● JOB
Start with the line containing "Read this page and output its text content." and write out each line through the end of the listing, exactly as given.

● INFORMATION PROVIDED
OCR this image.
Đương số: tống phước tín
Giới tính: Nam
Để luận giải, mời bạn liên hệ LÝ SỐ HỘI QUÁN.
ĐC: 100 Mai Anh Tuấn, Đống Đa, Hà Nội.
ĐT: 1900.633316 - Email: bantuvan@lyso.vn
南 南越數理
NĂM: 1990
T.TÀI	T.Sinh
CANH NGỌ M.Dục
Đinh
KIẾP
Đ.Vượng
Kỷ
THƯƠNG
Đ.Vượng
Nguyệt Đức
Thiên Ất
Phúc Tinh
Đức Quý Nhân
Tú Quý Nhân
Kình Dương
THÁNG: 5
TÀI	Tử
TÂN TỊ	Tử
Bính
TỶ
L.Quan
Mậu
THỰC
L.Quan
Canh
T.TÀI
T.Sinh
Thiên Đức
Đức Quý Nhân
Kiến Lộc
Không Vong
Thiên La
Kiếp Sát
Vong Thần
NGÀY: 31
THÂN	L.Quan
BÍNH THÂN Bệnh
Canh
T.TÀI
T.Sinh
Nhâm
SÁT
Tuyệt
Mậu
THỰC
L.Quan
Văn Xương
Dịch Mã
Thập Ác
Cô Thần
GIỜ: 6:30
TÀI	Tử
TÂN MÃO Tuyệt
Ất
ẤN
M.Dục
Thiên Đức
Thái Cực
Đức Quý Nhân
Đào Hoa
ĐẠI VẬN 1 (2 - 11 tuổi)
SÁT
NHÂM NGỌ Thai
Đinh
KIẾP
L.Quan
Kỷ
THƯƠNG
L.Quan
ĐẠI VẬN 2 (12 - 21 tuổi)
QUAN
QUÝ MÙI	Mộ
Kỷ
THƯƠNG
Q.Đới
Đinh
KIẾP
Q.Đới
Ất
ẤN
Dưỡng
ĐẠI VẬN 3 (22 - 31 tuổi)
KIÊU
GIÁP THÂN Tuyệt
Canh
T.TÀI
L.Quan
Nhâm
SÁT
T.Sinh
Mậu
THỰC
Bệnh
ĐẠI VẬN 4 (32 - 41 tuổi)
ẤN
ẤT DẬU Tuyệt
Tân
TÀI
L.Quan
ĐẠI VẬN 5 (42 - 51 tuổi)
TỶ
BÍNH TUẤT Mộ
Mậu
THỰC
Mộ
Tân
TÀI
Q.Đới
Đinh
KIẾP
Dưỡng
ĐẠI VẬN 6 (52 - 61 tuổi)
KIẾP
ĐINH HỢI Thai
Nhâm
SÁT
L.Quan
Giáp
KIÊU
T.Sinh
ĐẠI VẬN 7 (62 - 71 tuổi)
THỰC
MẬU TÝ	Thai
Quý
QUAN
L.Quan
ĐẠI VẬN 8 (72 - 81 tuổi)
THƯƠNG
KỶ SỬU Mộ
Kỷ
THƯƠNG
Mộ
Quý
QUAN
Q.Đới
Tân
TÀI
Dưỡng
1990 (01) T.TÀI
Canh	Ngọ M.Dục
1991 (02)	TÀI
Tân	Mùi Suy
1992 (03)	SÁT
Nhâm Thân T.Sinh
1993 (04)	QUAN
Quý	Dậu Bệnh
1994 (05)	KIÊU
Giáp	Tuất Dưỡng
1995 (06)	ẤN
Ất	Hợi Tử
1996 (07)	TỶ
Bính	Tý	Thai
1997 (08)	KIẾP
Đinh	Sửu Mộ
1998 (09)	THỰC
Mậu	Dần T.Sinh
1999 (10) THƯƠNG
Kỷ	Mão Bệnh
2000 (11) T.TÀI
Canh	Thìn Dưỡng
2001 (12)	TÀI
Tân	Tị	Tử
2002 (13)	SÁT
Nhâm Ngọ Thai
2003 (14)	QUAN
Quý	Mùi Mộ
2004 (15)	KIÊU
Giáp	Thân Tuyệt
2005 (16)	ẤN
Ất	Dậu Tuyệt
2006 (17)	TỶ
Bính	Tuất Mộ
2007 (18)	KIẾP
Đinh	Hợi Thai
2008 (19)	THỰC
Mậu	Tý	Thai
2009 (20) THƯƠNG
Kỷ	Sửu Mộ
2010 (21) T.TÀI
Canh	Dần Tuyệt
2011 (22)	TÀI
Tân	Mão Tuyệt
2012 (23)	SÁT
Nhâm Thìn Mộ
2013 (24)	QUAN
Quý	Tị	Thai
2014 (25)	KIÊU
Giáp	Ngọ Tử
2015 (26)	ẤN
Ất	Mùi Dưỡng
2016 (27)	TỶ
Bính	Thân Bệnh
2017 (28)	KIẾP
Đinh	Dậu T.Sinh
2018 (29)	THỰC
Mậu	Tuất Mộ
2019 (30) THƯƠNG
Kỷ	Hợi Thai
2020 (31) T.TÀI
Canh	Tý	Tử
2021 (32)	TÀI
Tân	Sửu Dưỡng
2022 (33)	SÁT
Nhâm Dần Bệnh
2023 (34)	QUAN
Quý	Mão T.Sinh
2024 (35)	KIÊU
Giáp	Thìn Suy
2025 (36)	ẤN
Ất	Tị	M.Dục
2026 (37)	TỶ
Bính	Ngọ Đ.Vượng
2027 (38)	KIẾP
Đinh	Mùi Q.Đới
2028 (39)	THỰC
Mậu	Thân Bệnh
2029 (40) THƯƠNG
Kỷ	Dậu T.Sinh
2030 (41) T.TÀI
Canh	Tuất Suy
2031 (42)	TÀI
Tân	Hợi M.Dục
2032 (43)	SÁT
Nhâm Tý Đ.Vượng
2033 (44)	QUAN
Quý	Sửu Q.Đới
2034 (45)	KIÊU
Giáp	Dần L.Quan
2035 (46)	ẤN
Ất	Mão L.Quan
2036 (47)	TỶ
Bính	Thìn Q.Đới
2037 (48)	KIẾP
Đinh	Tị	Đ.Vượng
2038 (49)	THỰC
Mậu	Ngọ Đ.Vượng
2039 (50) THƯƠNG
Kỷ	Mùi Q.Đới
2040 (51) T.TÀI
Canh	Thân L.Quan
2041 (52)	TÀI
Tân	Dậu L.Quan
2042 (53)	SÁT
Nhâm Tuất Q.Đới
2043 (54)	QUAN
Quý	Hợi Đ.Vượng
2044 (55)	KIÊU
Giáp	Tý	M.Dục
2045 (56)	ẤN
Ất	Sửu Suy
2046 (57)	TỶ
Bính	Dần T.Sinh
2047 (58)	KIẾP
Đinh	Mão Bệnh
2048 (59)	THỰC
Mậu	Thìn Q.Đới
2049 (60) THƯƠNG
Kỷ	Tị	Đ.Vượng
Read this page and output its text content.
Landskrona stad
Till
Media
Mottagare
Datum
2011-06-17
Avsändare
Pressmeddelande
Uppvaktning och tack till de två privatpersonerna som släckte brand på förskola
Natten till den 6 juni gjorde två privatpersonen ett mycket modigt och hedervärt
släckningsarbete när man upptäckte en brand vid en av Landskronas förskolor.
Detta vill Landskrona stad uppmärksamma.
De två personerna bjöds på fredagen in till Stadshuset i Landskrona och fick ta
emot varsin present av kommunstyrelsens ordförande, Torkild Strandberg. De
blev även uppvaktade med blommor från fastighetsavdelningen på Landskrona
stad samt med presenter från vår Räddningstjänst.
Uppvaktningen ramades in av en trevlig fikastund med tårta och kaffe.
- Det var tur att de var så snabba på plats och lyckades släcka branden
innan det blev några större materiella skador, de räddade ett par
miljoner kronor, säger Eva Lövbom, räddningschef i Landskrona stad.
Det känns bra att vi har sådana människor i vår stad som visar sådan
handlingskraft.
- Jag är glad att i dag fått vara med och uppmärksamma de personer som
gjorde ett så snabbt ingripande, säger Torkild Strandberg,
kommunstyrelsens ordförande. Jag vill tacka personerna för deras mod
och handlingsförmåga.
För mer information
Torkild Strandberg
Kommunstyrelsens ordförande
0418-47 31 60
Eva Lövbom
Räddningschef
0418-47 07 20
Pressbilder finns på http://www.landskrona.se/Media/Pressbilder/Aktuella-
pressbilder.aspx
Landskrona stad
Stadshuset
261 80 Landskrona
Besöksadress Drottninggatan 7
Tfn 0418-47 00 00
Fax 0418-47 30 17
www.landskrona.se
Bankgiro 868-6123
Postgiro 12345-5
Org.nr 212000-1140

● CORRECT RESPONSE
Read this page and output its text content.
Landskrona stad
Till
Media
Mottagare
Datum
2011-06-17
Avsändare
Pressmeddelande
Uppvaktning och tack till de två privatpersonerna som släckte brand på förskola
Natten till den 6 juni gjorde två privatpersonen ett mycket modigt och hedervärt
släckningsarbete när man upptäckte en brand vid en av Landskronas förskolor.
Detta vill Landskrona stad uppmärksamma.
De två personerna bjöds på fredagen in till Stadshuset i Landskrona och fick ta
emot varsin present av kommunstyrelsens ordförande, Torkild Strandberg. De
blev även uppvaktade med blommor från fastighetsavdelningen på Landskrona
stad samt med presenter från vår Räddningstjänst.
Uppvaktningen ramades in av en trevlig fikastund med tårta och kaffe.
- Det var tur att de var så snabba på plats och lyckades släcka branden
innan det blev några större materiella skador, de räddade ett par
miljoner kronor, säger Eva Lövbom, räddningschef i Landskrona stad.
Det känns bra att vi har sådana människor i vår stad som visar sådan
handlingskraft.
- Jag är glad att i dag fått vara med och uppmärksamma de personer som
gjorde ett så snabbt ingripande, säger Torkild Strandberg,
kommunstyrelsens ordförande. Jag vill tacka personerna för deras mod
och handlingsförmåga.
För mer information
Torkild Strandberg
Kommunstyrelsens ordförande
0418-47 31 60
Eva Lövbom
Räddningschef
0418-47 07 20
Pressbilder finns på http://www.landskrona.se/Media/Pressbilder/Aktuella-
pressbilder.aspx
Landskrona stad
Stadshuset
261 80 Landskrona
Besöksadress Drottninggatan 7
Tfn 0418-47 00 00
Fax 0418-47 30 17
www.landskrona.se
Bankgiro 868-6123
Postgiro 12345-5
Org.nr 212000-1140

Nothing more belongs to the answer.